Significant improvements are capitalized when it is
probable that the expenditure resulted in an increase in the future economic benefits expected to be obtained from the use of the asset
beyond its originally assessed standard of performance. When improvements are made to real property and those improvements are permanently
affixed to the property, the title to those improvements automatically transfers to the owner of the property. The lessee’s interest
in the improvements is not a direct ownership interest but rather it is an intangible right to use and benefit from the improvements during
the term of the lease. The Company uses the straight-line method over the shorter of the estimated useful life of the asset or the lease
term.
In accordance with ASC Topic 360, the Company reviews
long-lived assets for impairment whenever events or changes in circumstances indicate that the carrying amount of the assets may not be
fully recoverable, or at least annually. The Company recognizes an impairment loss when the sum of expected undiscounted future cash flows
is less than the carrying amount of the asset. The amount of impairment is measured as the difference between the asset’s estimated
fair value and its book value. For the period ended For the period ended September 30, 2021 and 2020 the Company did not record any impairment
charges on long-lived assets.
Routine repairs and maintenance are expensed when
incurred. Gains and losses on disposal of fixed assets are recognized in the income statement based on the net disposal proceeds less
the carrying amount of the assets.
Revenue Recognition
The Company recognizes revenue by applying the following
steps in accordance with Accounting Standards Codification (“ASC”) Topic 606 - Revenue from contracts with Customers: (1)
identify the contract with a customer; (2) identify the performance obligations in the contract; (3) determine the transaction price;
(4) allocate the transaction price to each performance obligation in the contract; and (5) recognize revenue when each performance obligation
is satisfied.
Accounts Receivable and Allowance
Accounts receivable are recognized and carried at
the original invoice amount less allowance for any uncollectible amounts. An estimate for doubtful accounts is made when collection of
the full amount is no longer probable. Bad debts are written off against the allowance when identified.

[Records of where elements are placed]
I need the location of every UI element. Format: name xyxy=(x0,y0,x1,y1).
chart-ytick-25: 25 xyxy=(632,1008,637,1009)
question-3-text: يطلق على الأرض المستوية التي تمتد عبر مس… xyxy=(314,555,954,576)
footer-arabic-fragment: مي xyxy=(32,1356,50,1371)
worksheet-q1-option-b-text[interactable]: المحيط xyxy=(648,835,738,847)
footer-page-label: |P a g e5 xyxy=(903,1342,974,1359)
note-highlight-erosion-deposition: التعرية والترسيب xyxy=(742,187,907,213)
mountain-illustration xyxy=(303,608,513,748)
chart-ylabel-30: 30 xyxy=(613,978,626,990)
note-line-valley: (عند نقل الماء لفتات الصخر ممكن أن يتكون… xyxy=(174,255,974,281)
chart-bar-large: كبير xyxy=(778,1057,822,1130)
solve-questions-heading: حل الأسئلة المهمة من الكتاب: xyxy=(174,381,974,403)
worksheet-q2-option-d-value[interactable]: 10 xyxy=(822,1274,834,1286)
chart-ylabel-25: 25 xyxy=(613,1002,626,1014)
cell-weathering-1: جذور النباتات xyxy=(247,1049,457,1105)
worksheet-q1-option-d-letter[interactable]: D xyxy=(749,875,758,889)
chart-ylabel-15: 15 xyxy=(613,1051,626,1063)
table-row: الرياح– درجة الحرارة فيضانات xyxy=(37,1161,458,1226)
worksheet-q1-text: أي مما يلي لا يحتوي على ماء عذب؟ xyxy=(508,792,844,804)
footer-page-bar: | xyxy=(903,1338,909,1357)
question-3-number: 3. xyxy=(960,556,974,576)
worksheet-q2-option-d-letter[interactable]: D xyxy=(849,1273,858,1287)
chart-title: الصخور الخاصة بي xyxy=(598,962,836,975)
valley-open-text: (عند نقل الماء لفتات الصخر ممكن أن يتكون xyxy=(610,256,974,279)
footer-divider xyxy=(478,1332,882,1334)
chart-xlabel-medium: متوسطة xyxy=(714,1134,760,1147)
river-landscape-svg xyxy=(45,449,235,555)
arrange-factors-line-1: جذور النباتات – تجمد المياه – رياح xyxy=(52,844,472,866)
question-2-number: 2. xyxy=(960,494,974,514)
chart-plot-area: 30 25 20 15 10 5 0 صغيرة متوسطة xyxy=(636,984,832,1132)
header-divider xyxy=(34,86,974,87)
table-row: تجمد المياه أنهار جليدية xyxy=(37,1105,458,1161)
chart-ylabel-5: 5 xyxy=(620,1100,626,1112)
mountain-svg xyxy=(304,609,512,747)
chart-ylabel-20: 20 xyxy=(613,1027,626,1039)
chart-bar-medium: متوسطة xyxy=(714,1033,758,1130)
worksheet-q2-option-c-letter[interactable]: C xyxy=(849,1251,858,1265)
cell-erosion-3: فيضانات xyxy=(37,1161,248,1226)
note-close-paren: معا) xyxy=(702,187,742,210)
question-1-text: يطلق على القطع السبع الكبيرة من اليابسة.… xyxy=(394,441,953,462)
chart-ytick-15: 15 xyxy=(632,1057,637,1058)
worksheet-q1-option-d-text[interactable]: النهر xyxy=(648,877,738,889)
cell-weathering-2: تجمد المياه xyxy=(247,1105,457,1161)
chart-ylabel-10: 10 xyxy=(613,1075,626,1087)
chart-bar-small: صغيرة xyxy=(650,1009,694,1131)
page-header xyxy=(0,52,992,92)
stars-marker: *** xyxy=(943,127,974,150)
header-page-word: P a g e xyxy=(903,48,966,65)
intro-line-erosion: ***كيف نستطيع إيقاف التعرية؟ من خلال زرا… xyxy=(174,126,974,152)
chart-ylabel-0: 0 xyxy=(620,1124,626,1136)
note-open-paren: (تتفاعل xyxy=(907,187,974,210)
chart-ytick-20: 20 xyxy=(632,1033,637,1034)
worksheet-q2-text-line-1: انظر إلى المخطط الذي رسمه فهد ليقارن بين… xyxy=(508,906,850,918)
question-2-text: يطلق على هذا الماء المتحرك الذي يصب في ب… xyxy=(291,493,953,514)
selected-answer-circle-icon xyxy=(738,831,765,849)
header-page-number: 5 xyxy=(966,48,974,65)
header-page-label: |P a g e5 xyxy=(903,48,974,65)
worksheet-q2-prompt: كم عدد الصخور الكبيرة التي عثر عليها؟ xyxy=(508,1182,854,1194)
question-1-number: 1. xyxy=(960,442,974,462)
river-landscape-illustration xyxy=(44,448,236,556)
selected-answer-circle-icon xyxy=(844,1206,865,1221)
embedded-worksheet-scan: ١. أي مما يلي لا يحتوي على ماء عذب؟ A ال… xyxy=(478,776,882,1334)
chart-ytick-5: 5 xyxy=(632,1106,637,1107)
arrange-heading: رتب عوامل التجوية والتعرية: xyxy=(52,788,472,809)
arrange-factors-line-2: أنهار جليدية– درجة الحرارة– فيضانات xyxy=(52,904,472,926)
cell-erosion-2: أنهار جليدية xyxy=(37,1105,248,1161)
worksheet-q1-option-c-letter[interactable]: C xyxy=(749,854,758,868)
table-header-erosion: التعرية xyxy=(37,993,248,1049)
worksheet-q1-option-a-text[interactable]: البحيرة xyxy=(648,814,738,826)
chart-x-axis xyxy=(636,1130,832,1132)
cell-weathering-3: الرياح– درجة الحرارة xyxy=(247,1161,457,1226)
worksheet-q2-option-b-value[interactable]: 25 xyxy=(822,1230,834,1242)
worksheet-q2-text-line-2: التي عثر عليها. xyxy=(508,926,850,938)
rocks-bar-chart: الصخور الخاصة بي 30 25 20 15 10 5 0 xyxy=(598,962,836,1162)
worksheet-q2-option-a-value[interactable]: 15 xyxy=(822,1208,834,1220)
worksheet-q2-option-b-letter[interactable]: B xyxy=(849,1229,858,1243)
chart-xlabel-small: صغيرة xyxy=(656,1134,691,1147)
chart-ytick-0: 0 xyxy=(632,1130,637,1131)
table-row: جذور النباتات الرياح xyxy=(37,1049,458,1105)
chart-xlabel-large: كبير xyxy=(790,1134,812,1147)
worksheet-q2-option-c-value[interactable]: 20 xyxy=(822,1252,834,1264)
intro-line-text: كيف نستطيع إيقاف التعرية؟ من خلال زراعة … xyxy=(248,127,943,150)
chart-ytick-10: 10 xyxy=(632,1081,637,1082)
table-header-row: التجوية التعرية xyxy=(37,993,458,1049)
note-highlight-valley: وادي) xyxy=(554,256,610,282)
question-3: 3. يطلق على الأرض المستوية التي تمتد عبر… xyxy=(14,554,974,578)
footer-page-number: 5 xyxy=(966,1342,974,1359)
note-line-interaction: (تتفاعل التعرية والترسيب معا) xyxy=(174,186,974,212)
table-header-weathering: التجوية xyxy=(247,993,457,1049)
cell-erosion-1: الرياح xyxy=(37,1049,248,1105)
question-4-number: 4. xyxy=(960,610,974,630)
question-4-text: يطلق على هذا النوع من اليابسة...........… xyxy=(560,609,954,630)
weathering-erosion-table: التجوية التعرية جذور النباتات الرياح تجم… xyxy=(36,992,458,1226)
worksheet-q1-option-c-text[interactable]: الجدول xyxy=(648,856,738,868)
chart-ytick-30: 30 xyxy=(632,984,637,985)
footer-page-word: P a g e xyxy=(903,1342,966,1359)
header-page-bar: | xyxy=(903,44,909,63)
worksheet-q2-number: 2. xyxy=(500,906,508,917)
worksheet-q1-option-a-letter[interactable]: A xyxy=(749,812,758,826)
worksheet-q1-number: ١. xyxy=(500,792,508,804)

[JOBS]
A. Do the following statements agree with the accounting policies passage? For each, answer yes or no and quote the words of the passage that decide it. (i) Routine repairs and maintenance are capitalized. (ii) Bad debts are written off against the allowance when identified. (iii) A lessee holds a direct ownership interest in improvements made to real property.
B. Set down the stretch of the accounting policies passage from "Revenue Recognition" through "is satisfied.", word for word.

[SOLUTIONS TO EACH TASK]
A.
(i) No: "Routine repairs and maintenance are expensed when incurred."
(ii) Yes: "Bad debts are written off against the allowance when identified."
(iii) No: "The lessee’s interest in the improvements is not a direct ownership interest"

B.
Revenue Recognition
The Company recognizes revenue by applying the following
steps in accordance with Accounting Standards Codification (“ASC”) Topic 606 - Revenue from contracts with Customers: (1)
identify the contract with a customer; (2) identify the performance obligations in the contract; (3) determine the transaction price;
(4) allocate the transaction price to each performance obligation in the contract; and (5) recognize revenue when each performance obligation
is satisfied.